> **The problem**:
Repeat the listing below in full, exactly as it stands.

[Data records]
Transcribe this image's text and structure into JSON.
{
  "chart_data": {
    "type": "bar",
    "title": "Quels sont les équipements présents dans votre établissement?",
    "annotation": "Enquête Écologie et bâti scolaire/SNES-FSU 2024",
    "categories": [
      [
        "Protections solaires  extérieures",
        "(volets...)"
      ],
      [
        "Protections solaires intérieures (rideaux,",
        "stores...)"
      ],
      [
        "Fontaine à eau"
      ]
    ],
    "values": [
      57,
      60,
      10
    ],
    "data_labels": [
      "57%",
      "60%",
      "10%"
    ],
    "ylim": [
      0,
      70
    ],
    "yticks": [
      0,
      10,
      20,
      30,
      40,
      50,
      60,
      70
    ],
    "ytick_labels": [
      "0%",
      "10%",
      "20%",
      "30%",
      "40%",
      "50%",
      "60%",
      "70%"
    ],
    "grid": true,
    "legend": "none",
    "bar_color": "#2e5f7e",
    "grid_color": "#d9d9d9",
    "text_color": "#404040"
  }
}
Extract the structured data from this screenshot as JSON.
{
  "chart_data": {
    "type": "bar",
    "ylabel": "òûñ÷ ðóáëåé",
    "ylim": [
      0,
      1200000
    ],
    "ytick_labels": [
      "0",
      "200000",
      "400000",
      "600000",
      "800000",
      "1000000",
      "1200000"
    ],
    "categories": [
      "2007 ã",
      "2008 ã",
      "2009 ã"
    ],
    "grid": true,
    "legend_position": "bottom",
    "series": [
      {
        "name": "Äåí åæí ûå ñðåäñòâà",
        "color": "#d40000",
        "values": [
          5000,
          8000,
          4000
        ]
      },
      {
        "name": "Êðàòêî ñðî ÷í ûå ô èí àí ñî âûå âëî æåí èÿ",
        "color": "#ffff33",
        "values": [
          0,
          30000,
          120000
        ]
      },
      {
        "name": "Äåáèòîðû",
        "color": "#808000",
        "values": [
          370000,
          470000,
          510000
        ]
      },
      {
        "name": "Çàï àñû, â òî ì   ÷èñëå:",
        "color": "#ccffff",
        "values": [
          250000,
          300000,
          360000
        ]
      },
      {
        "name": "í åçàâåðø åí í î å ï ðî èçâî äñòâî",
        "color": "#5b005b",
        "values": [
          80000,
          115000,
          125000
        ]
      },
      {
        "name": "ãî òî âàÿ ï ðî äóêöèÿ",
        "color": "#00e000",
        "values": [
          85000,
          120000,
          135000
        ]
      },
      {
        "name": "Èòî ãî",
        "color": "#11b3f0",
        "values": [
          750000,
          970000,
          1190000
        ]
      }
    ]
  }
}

> **Task answer**:
Transcribe this image's text and structure into JSON.
{
  "chart_data": {
    "type": "bar",
    "title": "Quels sont les équipements présents dans votre établissement?",
    "annotation": "Enquête Écologie et bâti scolaire/SNES-FSU 2024",
    "categories": [
      [
        "Protections solaires  extérieures",
        "(volets...)"
      ],
      [
        "Protections solaires intérieures (rideaux,",
        "stores...)"
      ],
      [
        "Fontaine à eau"
      ]
    ],
    "values": [
      57,
      60,
      10
    ],
    "data_labels": [
      "57%",
      "60%",
      "10%"
    ],
    "ylim": [
      0,
      70
    ],
    "yticks": [
      0,
      10,
      20,
      30,
      40,
      50,
      60,
      70
    ],
    "ytick_labels": [
      "0%",
      "10%",
      "20%",
      "30%",
      "40%",
      "50%",
      "60%",
      "70%"
    ],
    "grid": true,
    "legend": "none",
    "bar_color": "#2e5f7e",
    "grid_color": "#d9d9d9",
    "text_color": "#404040"
  }
}
Extract the structured data from this screenshot as JSON.
{
  "chart_data": {
    "type": "bar",
    "ylabel": "òûñ÷ ðóáëåé",
    "ylim": [
      0,
      1200000
    ],
    "ytick_labels": [
      "0",
      "200000",
      "400000",
      "600000",
      "800000",
      "1000000",
      "1200000"
    ],
    "categories": [
      "2007 ã",
      "2008 ã",
      "2009 ã"
    ],
    "grid": true,
    "legend_position": "bottom",
    "series": [
      {
        "name": "Äåí åæí ûå ñðåäñòâà",
        "color": "#d40000",
        "values": [
          5000,
          8000,
          4000
        ]
      },
      {
        "name": "Êðàòêî ñðî ÷í ûå ô èí àí ñî âûå âëî æåí èÿ",
        "color": "#ffff33",
        "values": [
          0,
          30000,
          120000
        ]
      },
      {
        "name": "Äåáèòîðû",
        "color": "#808000",
        "values": [
          370000,
          470000,
          510000
        ]
      },
      {
        "name": "Çàï àñû, â òî ì   ÷èñëå:",
        "color": "#ccffff",
        "values": [
          250000,
          300000,
          360000
        ]
      },
      {
        "name": "í åçàâåðø åí í î å ï ðî èçâî äñòâî",
        "color": "#5b005b",
        "values": [
          80000,
          115000,
          125000
        ]
      },
      {
        "name": "ãî òî âàÿ ï ðî äóêöèÿ",
        "color": "#00e000",
        "values": [
          85000,
          120000,
          135000
        ]
      },
      {
        "name": "Èòî ãî",
        "color": "#11b3f0",
        "values": [
          750000,
          970000,
          1190000
        ]
      }
    ]
  }
}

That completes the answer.